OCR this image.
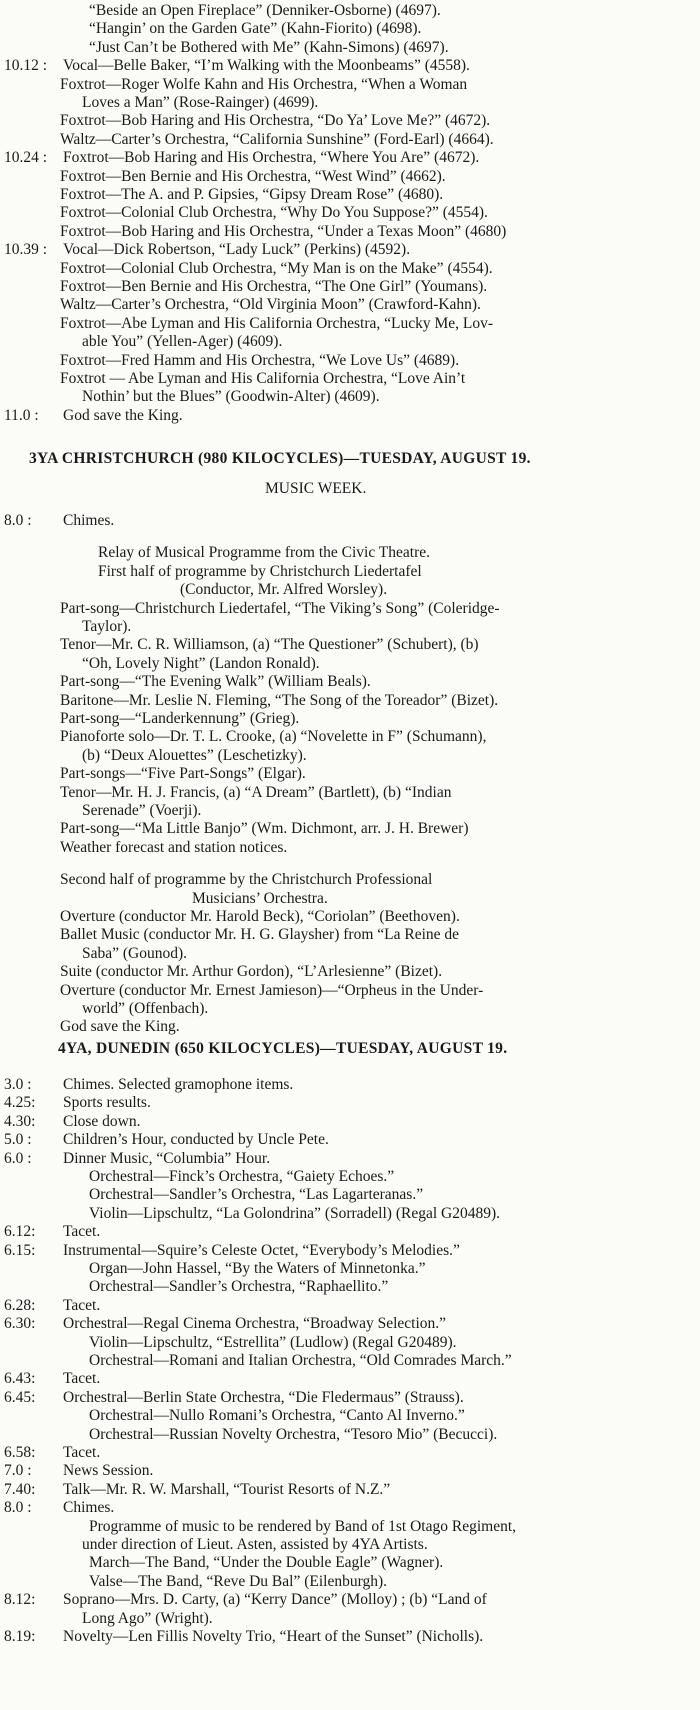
“Beside an Open Fireplace” (Denniker-Osborne) (4697).
“Hangin’ on the Garden Gate” (Kahn-Fiorito) (4698).
“Just Can’t be Bothered with Me” (Kahn-Simons) (4697).
10.12 : Vocal—Belle Baker, “I’m Walking with the Moonbeams” (4558).
Foxtrot—Roger Wolfe Kahn and His Orchestra, “When a Woman
Loves a Man” (Rose-Rainger) (4699).
Foxtrot—Bob Haring and His Orchestra, “Do Ya’ Love Me?” (4672).
Waltz—Carter’s Orchestra, “California Sunshine” (Ford-Earl) (4664).
10.24 : Foxtrot—Bob Haring and His Orchestra, “Where You Are” (4672).
Foxtrot—Ben Bernie and His Orchestra, “West Wind” (4662).
Foxtrot—The A. and P. Gipsies, “Gipsy Dream Rose” (4680).
Foxtrot—Colonial Club Orchestra, “Why Do You Suppose?” (4554).
Foxtrot—Bob Haring and His Orchestra, “Under a Texas Moon” (4680)
10.39 : Vocal—Dick Robertson, “Lady Luck” (Perkins) (4592).
Foxtrot—Colonial Club Orchestra, “My Man is on the Make” (4554).
Foxtrot—Ben Bernie and His Orchestra, “The One Girl” (Youmans).
Waltz—Carter’s Orchestra, “Old Virginia Moon” (Crawford-Kahn).
Foxtrot—Abe Lyman and His California Orchestra, “Lucky Me, Lov-
able You” (Yellen-Ager) (4609).
Foxtrot—Fred Hamm and His Orchestra, “We Love Us” (4689).
Foxtrot — Abe Lyman and His California Orchestra, “Love Ain’t
Nothin’ but the Blues” (Goodwin-Alter) (4609).
11.0 : God save the King.
3YA CHRISTCHURCH (980 KILOCYCLES)—TUESDAY, AUGUST 19.
MUSIC WEEK.
8.0 : Chimes.
Relay of Musical Programme from the Civic Theatre.
First half of programme by Christchurch Liedertafel
(Conductor, Mr. Alfred Worsley).
Part-song—Christchurch Liedertafel, “The Viking’s Song” (Coleridge-
Taylor).
Tenor—Mr. C. R. Williamson, (a) “The Questioner” (Schubert), (b)
“Oh, Lovely Night” (Landon Ronald).
Part-song—“The Evening Walk” (William Beals).
Baritone—Mr. Leslie N. Fleming, “The Song of the Toreador” (Bizet).
Part-song—“Landerkennung” (Grieg).
Pianoforte solo—Dr. T. L. Crooke, (a) “Novelette in F” (Schumann),
(b) “Deux Alouettes” (Leschetizky).
Part-songs—“Five Part-Songs” (Elgar).
Tenor—Mr. H. J. Francis, (a) “A Dream” (Bartlett), (b) “Indian
Serenade” (Voerji).
Part-song—“Ma Little Banjo” (Wm. Dichmont, arr. J. H. Brewer)
Weather forecast and station notices.
Second half of programme by the Christchurch Professional
Musicians’ Orchestra.
Overture (conductor Mr. Harold Beck), “Coriolan” (Beethoven).
Ballet Music (conductor Mr. H. G. Glaysher) from “La Reine de
Saba” (Gounod).
Suite (conductor Mr. Arthur Gordon), “L’Arlesienne” (Bizet).
Overture (conductor Mr. Ernest Jamieson)—“Orpheus in the Under-
world” (Offenbach).
God save the King.
4YA, DUNEDIN (650 KILOCYCLES)—TUESDAY, AUGUST 19.
3.0 : Chimes. Selected gramophone items.
4.25: Sports results.
4.30: Close down.
5.0 : Children’s Hour, conducted by Uncle Pete.
6.0 : Dinner Music, “Columbia” Hour.
Orchestral—Finck’s Orchestra, “Gaiety Echoes.”
Orchestral—Sandler’s Orchestra, “Las Lagarteranas.”
Violin—Lipschultz, “La Golondrina” (Sorradell) (Regal G20489).
6.12: Tacet.
6.15: Instrumental—Squire’s Celeste Octet, “Everybody’s Melodies.”
Organ—John Hassel, “By the Waters of Minnetonka.”
Orchestral—Sandler’s Orchestra, “Raphaellito.”
6.28: Tacet.
6.30: Orchestral—Regal Cinema Orchestra, “Broadway Selection.”
Violin—Lipschultz, “Estrellita” (Ludlow) (Regal G20489).
Orchestral—Romani and Italian Orchestra, “Old Comrades March.”
6.43: Tacet.
6.45: Orchestral—Berlin State Orchestra, “Die Fledermaus” (Strauss).
Orchestral—Nullo Romani’s Orchestra, “Canto Al Inverno.”
Orchestral—Russian Novelty Orchestra, “Tesoro Mio” (Becucci).
6.58: Tacet.
7.0 : News Session.
7.40: Talk—Mr. R. W. Marshall, “Tourist Resorts of N.Z.”
8.0 : Chimes.
Programme of music to be rendered by Band of 1st Otago Regiment,
under direction of Lieut. Asten, assisted by 4YA Artists.
March—The Band, “Under the Double Eagle” (Wagner).
Valse—The Band, “Reve Du Bal” (Eilenburgh).
8.12: Soprano—Mrs. D. Carty, (a) “Kerry Dance” (Molloy) ; (b) “Land of
Long Ago” (Wright).
8.19: Novelty—Len Fillis Novelty Trio, “Heart of the Sunset” (Nicholls).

Work instructions :: Say how many lines above contain the string "save". Answer with the number only.

Result for this task :: 2